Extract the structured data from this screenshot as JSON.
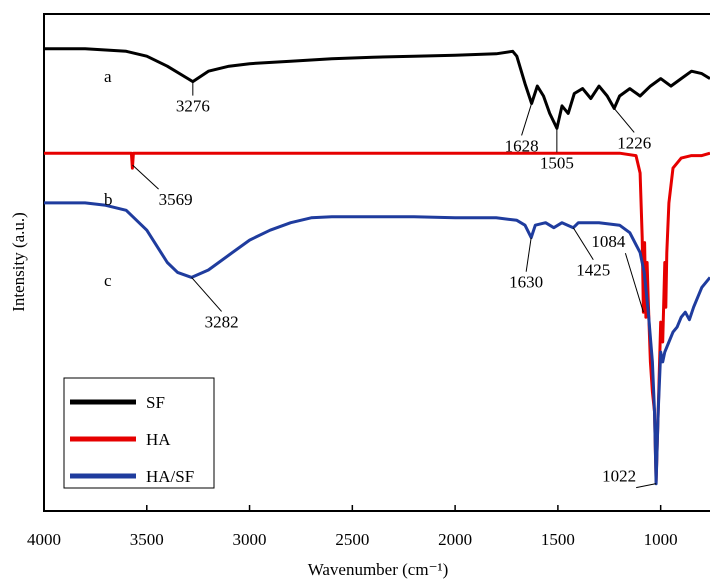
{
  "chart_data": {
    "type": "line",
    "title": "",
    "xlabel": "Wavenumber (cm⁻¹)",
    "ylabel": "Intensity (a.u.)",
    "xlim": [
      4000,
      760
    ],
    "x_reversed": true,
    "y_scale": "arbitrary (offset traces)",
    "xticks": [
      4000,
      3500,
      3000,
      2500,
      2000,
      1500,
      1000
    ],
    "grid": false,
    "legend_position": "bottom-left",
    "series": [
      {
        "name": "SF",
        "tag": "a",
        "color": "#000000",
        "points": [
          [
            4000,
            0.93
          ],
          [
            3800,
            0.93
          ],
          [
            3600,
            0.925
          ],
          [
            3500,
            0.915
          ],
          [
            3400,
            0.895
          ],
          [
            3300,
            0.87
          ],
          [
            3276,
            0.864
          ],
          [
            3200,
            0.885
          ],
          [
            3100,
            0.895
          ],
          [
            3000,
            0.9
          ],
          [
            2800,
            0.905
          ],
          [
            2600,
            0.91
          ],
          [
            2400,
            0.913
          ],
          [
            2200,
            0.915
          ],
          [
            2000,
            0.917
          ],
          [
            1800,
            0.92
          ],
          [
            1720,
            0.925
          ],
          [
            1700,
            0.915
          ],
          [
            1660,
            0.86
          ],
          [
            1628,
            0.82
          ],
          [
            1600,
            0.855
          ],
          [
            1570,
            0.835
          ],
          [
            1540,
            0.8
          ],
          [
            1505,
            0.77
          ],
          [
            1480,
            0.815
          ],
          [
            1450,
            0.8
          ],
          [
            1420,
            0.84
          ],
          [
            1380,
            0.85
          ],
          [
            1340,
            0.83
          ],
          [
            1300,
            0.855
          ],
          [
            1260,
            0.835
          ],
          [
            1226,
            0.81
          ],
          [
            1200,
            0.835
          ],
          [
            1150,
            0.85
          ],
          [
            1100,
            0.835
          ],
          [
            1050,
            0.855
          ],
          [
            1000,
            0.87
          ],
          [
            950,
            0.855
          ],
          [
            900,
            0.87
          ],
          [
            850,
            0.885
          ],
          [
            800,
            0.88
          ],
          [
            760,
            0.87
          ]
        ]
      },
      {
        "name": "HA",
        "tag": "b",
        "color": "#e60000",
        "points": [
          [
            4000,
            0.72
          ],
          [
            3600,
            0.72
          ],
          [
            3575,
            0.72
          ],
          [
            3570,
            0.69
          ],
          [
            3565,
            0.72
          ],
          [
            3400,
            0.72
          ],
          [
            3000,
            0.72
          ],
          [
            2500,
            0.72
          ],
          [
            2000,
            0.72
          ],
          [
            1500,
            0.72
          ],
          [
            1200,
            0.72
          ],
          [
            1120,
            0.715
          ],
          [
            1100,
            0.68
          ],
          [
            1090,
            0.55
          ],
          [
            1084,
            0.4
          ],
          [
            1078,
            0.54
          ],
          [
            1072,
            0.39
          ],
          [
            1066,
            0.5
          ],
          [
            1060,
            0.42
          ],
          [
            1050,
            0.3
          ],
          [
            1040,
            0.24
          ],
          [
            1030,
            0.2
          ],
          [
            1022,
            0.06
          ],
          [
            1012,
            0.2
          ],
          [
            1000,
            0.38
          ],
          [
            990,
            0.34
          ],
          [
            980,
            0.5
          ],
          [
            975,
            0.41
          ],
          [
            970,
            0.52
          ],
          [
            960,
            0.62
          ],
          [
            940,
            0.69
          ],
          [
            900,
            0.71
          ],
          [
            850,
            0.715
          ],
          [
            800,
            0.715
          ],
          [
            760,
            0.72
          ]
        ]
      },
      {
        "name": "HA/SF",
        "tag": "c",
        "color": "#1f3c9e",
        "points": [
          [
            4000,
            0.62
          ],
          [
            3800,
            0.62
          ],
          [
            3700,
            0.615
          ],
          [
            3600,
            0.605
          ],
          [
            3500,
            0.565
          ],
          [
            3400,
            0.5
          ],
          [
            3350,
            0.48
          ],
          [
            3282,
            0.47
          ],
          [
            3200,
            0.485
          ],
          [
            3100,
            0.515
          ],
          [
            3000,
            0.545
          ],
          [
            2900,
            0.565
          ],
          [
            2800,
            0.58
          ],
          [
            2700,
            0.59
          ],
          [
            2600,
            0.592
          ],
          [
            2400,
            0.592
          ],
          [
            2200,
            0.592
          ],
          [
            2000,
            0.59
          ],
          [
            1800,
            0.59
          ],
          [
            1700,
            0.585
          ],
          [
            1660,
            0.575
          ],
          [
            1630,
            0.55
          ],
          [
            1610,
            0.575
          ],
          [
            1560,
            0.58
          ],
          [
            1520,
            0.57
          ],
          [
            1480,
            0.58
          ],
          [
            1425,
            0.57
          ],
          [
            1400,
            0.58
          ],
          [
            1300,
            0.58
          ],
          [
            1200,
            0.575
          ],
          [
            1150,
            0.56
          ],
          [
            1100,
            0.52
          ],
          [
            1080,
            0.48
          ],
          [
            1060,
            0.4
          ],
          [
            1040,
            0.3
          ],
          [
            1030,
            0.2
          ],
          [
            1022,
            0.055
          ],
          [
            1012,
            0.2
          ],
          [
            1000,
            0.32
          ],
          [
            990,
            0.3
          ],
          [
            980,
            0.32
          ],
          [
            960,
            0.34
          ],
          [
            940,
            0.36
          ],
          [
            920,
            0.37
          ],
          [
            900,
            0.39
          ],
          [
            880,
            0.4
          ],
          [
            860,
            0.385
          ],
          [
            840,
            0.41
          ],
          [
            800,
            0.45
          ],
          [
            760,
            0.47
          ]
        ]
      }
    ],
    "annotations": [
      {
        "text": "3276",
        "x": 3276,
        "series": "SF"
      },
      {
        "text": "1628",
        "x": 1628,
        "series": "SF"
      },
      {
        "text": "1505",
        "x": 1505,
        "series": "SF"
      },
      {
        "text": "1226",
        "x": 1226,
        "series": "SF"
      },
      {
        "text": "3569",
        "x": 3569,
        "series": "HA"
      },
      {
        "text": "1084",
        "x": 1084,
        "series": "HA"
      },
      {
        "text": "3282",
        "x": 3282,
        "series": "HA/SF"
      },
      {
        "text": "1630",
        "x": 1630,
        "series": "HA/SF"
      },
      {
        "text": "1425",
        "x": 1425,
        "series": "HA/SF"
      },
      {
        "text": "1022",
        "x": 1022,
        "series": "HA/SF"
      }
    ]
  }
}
══════════════════════════════
Using the material above, retype each entry exactly and omit the pictures.

▶ **Written solution**:
Extract the structured data from this screenshot as JSON.
{
  "chart_data": {
    "type": "line",
    "title": "",
    "xlabel": "Wavenumber (cm⁻¹)",
    "ylabel": "Intensity (a.u.)",
    "xlim": [
      4000,
      760
    ],
    "x_reversed": true,
    "y_scale": "arbitrary (offset traces)",
    "xticks": [
      4000,
      3500,
      3000,
      2500,
      2000,
      1500,
      1000
    ],
    "grid": false,
    "legend_position": "bottom-left",
    "series": [
      {
        "name": "SF",
        "tag": "a",
        "color": "#000000",
        "points": [
          [
            4000,
            0.93
          ],
          [
            3800,
            0.93
          ],
          [
            3600,
            0.925
          ],
          [
            3500,
            0.915
          ],
          [
            3400,
            0.895
          ],
          [
            3300,
            0.87
          ],
          [
            3276,
            0.864
          ],
          [
            3200,
            0.885
          ],
          [
            3100,
            0.895
          ],
          [
            3000,
            0.9
          ],
          [
            2800,
            0.905
          ],
          [
            2600,
            0.91
          ],
          [
            2400,
            0.913
          ],
          [
            2200,
            0.915
          ],
          [
            2000,
            0.917
          ],
          [
            1800,
            0.92
          ],
          [
            1720,
            0.925
          ],
          [
            1700,
            0.915
          ],
          [
            1660,
            0.86
          ],
          [
            1628,
            0.82
          ],
          [
            1600,
            0.855
          ],
          [
            1570,
            0.835
          ],
          [
            1540,
            0.8
          ],
          [
            1505,
            0.77
          ],
          [
            1480,
            0.815
          ],
          [
            1450,
            0.8
          ],
          [
            1420,
            0.84
          ],
          [
            1380,
            0.85
          ],
          [
            1340,
            0.83
          ],
          [
            1300,
            0.855
          ],
          [
            1260,
            0.835
          ],
          [
            1226,
            0.81
          ],
          [
            1200,
            0.835
          ],
          [
            1150,
            0.85
          ],
          [
            1100,
            0.835
          ],
          [
            1050,
            0.855
          ],
          [
            1000,
            0.87
          ],
          [
            950,
            0.855
          ],
          [
            900,
            0.87
          ],
          [
            850,
            0.885
          ],
          [
            800,
            0.88
          ],
          [
            760,
            0.87
          ]
        ]
      },
      {
        "name": "HA",
        "tag": "b",
        "color": "#e60000",
        "points": [
          [
            4000,
            0.72
          ],
          [
            3600,
            0.72
          ],
          [
            3575,
            0.72
          ],
          [
            3570,
            0.69
          ],
          [
            3565,
            0.72
          ],
          [
            3400,
            0.72
          ],
          [
            3000,
            0.72
          ],
          [
            2500,
            0.72
          ],
          [
            2000,
            0.72
          ],
          [
            1500,
            0.72
          ],
          [
            1200,
            0.72
          ],
          [
            1120,
            0.715
          ],
          [
            1100,
            0.68
          ],
          [
            1090,
            0.55
          ],
          [
            1084,
            0.4
          ],
          [
            1078,
            0.54
          ],
          [
            1072,
            0.39
          ],
          [
            1066,
            0.5
          ],
          [
            1060,
            0.42
          ],
          [
            1050,
            0.3
          ],
          [
            1040,
            0.24
          ],
          [
            1030,
            0.2
          ],
          [
            1022,
            0.06
          ],
          [
            1012,
            0.2
          ],
          [
            1000,
            0.38
          ],
          [
            990,
            0.34
          ],
          [
            980,
            0.5
          ],
          [
            975,
            0.41
          ],
          [
            970,
            0.52
          ],
          [
            960,
            0.62
          ],
          [
            940,
            0.69
          ],
          [
            900,
            0.71
          ],
          [
            850,
            0.715
          ],
          [
            800,
            0.715
          ],
          [
            760,
            0.72
          ]
        ]
      },
      {
        "name": "HA/SF",
        "tag": "c",
        "color": "#1f3c9e",
        "points": [
          [
            4000,
            0.62
          ],
          [
            3800,
            0.62
          ],
          [
            3700,
            0.615
          ],
          [
            3600,
            0.605
          ],
          [
            3500,
            0.565
          ],
          [
            3400,
            0.5
          ],
          [
            3350,
            0.48
          ],
          [
            3282,
            0.47
          ],
          [
            3200,
            0.485
          ],
          [
            3100,
            0.515
          ],
          [
            3000,
            0.545
          ],
          [
            2900,
            0.565
          ],
          [
            2800,
            0.58
          ],
          [
            2700,
            0.59
          ],
          [
            2600,
            0.592
          ],
          [
            2400,
            0.592
          ],
          [
            2200,
            0.592
          ],
          [
            2000,
            0.59
          ],
          [
            1800,
            0.59
          ],
          [
            1700,
            0.585
          ],
          [
            1660,
            0.575
          ],
          [
            1630,
            0.55
          ],
          [
            1610,
            0.575
          ],
          [
            1560,
            0.58
          ],
          [
            1520,
            0.57
          ],
          [
            1480,
            0.58
          ],
          [
            1425,
            0.57
          ],
          [
            1400,
            0.58
          ],
          [
            1300,
            0.58
          ],
          [
            1200,
            0.575
          ],
          [
            1150,
            0.56
          ],
          [
            1100,
            0.52
          ],
          [
            1080,
            0.48
          ],
          [
            1060,
            0.4
          ],
          [
            1040,
            0.3
          ],
          [
            1030,
            0.2
          ],
          [
            1022,
            0.055
          ],
          [
            1012,
            0.2
          ],
          [
            1000,
            0.32
          ],
          [
            990,
            0.3
          ],
          [
            980,
            0.32
          ],
          [
            960,
            0.34
          ],
          [
            940,
            0.36
          ],
          [
            920,
            0.37
          ],
          [
            900,
            0.39
          ],
          [
            880,
            0.4
          ],
          [
            860,
            0.385
          ],
          [
            840,
            0.41
          ],
          [
            800,
            0.45
          ],
          [
            760,
            0.47
          ]
        ]
      }
    ],
    "annotations": [
      {
        "text": "3276",
        "x": 3276,
        "series": "SF"
      },
      {
        "text": "1628",
        "x": 1628,
        "series": "SF"
      },
      {
        "text": "1505",
        "x": 1505,
        "series": "SF"
      },
      {
        "text": "1226",
        "x": 1226,
        "series": "SF"
      },
      {
        "text": "3569",
        "x": 3569,
        "series": "HA"
      },
      {
        "text": "1084",
        "x": 1084,
        "series": "HA"
      },
      {
        "text": "3282",
        "x": 3282,
        "series": "HA/SF"
      },
      {
        "text": "1630",
        "x": 1630,
        "series": "HA/SF"
      },
      {
        "text": "1425",
        "x": 1425,
        "series": "HA/SF"
      },
      {
        "text": "1022",
        "x": 1022,
        "series": "HA/SF"
      }
    ]
  }
}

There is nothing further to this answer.